**EXERCISE INSTRUCTIONS**
List each line of the data in which the string "Loss" appears.

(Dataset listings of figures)
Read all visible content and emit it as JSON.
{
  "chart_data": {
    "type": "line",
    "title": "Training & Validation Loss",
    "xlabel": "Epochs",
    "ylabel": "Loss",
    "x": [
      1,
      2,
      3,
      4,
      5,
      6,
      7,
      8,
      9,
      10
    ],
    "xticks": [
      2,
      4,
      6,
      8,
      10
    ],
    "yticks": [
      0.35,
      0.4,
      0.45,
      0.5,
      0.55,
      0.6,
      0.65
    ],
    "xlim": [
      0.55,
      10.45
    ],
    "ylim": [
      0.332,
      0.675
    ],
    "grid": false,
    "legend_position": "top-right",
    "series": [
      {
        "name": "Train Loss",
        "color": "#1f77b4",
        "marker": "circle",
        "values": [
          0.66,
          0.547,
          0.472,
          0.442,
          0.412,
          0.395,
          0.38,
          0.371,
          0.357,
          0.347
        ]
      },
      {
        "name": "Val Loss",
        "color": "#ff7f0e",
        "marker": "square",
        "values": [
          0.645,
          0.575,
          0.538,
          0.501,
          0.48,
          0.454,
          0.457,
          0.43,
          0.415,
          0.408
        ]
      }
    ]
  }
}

**RESPONSE TO THIS TASK**
    "title": "Training & Validation Loss",
    "ylabel": "Loss",
        "name": "Train Loss",
        "name": "Val Loss",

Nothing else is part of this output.